# EXTRACTED TEXT
The force of the bias assembly 110, acting through the linkage assembly 60, acts on the actuator assembly 138. The force of the attraction between the magnetic member 140 and the fixed magnet 134 balances, i.e., is substantially equal to, the force of the bias assembly 110. Thus, when the electromagnetic actuator 130, the linkage assembly 60 are in the second configuration, as shown in FIGS. 6A and 6B, the separable contacts 44 are in their second configuration and the contacts 44 are in electrical communication. This is the operating configuration of the vacuum circuit breaker 10. When the electromagnetic actuator 130 is operated, i.e., when the coil 136 is electrified, the electromagnetic actuator 130 moves toward the first position. When the magnetic member 140 and the fixed magnet 134 are no longer magnetically coupled, the force from the bias assembly 110 causes the electromagnetic actuator 130 and the linkage assembly 60 to move to the first configuration, as shown in FIGS. 7A and 7B. In turn, the linkage assembly 60 moves the separable contacts 44 to the first configuration. That is, actuating the electromagnetic actuator 130 causes the separable contacts 44 to open.

# GIVEN DATA
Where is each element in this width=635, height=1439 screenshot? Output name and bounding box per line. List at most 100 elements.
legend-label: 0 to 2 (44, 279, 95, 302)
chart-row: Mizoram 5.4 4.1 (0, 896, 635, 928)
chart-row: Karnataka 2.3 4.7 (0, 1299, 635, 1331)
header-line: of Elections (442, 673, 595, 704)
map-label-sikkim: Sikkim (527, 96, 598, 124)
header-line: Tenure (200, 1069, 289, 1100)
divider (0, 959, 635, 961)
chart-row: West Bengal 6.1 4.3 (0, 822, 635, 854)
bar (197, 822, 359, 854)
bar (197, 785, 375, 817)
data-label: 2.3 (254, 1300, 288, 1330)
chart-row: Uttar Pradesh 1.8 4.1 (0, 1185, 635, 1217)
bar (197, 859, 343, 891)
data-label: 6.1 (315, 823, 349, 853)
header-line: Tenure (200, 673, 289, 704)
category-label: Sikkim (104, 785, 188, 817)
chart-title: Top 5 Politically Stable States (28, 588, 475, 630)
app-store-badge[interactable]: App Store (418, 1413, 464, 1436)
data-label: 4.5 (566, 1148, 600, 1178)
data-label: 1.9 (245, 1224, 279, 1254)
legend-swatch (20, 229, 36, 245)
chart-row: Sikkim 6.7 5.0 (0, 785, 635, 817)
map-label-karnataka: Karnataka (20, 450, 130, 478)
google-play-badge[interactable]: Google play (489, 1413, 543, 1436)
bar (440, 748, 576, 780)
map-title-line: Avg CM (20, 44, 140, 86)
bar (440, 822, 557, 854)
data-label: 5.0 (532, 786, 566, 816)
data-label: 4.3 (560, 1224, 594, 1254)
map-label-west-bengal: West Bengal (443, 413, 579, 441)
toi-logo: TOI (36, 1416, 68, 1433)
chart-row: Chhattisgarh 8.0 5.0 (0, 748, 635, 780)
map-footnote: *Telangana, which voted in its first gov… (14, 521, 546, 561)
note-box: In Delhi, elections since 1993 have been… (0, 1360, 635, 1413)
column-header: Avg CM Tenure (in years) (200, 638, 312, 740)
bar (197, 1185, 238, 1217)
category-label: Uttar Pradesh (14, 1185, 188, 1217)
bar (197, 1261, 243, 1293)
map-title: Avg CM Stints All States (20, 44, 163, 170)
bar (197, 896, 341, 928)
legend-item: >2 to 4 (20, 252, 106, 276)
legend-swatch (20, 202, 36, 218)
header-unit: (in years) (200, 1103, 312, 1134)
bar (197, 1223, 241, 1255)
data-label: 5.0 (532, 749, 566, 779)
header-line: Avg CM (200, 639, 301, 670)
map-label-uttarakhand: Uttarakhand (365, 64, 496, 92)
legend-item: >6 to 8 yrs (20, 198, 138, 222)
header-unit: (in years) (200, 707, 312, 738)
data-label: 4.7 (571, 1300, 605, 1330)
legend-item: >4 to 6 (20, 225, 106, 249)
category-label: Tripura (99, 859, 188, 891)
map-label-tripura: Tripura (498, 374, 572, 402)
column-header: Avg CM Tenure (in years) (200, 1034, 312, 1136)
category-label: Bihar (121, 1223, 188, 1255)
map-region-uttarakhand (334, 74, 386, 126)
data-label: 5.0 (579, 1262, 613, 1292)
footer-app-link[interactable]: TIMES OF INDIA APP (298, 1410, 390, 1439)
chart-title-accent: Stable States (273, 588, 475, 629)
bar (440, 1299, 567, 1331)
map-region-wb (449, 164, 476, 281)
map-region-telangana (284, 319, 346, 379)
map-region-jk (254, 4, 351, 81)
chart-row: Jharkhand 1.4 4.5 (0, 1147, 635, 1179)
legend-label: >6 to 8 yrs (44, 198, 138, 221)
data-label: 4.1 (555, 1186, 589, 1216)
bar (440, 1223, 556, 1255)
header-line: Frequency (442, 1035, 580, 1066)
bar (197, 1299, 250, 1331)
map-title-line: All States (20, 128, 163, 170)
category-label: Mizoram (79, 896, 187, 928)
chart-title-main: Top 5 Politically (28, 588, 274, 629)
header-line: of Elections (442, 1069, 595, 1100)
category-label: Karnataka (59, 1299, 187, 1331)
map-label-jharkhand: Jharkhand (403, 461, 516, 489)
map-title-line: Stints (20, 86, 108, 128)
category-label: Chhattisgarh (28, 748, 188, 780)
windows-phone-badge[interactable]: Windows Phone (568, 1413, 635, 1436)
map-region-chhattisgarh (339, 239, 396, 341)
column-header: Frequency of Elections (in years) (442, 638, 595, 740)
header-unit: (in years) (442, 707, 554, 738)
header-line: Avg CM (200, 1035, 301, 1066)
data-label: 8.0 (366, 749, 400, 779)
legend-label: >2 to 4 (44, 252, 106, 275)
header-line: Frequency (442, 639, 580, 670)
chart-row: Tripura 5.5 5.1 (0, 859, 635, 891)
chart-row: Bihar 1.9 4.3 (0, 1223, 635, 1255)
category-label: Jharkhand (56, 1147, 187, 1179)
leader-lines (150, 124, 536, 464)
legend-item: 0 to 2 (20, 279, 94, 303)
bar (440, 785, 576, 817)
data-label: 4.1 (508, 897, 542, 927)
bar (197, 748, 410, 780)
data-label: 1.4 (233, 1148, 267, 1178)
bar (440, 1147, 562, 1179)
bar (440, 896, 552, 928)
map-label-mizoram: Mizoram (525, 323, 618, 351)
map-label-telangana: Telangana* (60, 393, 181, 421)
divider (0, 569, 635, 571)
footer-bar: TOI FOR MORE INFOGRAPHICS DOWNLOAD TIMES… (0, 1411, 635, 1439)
==
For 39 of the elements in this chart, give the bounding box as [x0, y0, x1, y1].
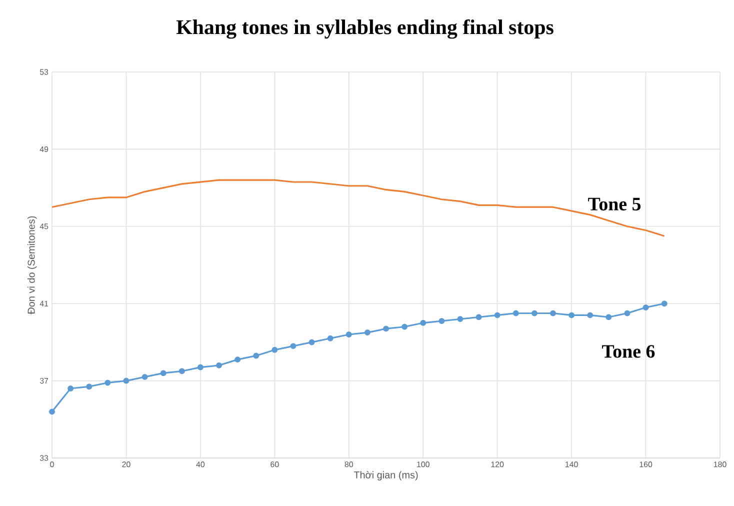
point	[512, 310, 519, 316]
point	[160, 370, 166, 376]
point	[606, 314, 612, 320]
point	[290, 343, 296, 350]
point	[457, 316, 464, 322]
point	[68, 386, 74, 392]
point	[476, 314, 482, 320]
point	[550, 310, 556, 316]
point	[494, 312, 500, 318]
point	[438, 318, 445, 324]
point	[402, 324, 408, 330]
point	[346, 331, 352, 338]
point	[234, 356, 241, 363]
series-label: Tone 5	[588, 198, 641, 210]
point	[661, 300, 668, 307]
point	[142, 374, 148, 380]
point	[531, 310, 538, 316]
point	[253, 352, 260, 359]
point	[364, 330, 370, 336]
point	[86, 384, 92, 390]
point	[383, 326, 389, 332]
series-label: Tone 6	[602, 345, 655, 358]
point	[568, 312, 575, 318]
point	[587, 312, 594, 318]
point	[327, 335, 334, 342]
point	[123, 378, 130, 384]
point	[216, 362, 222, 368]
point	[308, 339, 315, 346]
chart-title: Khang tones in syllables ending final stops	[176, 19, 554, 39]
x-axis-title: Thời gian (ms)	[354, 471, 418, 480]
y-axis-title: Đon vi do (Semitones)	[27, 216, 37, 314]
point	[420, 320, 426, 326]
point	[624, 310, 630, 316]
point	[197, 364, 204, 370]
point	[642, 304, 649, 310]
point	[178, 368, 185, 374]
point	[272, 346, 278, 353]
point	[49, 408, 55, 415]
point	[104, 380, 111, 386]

# GIVEN PROBLEM 1
For the vacuum circuit breaker passage, decide whether each statement agrees with it, answering yes or no and quoting the words that settle it: (a) The attraction between the magnetic member 140 and the fixed magnet 134 is substantially equal to the force of the bias assembly 110. (b) Electrifying the coil 136 moves the electromagnetic actuator 130 toward the second position. (c) Actuating the electromagnetic actuator 130 closes the separable contacts 44.
# GIVEN PROBLEM 2
In the vacuum circuit breaker passage, what happens to the electromagnetic actuator 130 when the coil 136 is electrified?
# GIVEN PROBLEM 3
Pick up the vacuum circuit breaker passage where it stops and continue it.

# TASK RESULT 1
(a) Yes: "The force of the attraction between the magnetic member 140 and the fixed magnet 134 balances, i.e., is substantially equal to, the force of the bias assembly 110."
(b) No: "when the coil 136 is electrified, the electromagnetic actuator 130 moves toward the first position."
(c) No: "actuating the electromagnetic actuator 130 causes the separable contacts 44 to open."

# TASK RESULT 2
The electromagnetic actuator 130 moves toward the first position.

# TASK RESULT 3
In an exemplary embodiment, the control device 13 includes a manual opening assembly 150, as shown in FIGS. 8-10. The manual opening assembly 150 is structured to, and does, open the separable contacts 44, i.e., moves the separable contacts 44 from the second configuration to the first configuration, when the electromagnetic actuator 130 cannot be operated. The manual opening assembly 150 includes a manual actuator assembly 152. The manual actuator assembly 152 includes a handle assembly 160 and a number of operating levers 200.


The handle assembly 160 is structured to be, and is, movably coupled to the circuit breaker housing assembly 16 and moves between an operating position and an actuation position. The handle assembly 160 can be in the operating position regardless of the position/configuration of the electromagnetic actuator 130, the linkage assembly 60 and the separable contacts 44. Thus, this is not identified as the “second” position of the handle assembly 160. Generally, however, when the handle assembly 160 is disposed in the operating position, the handle assembly 160 is disposed in a retracted position and/or is disposed generally within the perimeter of the circuit breaker housing assembly 16.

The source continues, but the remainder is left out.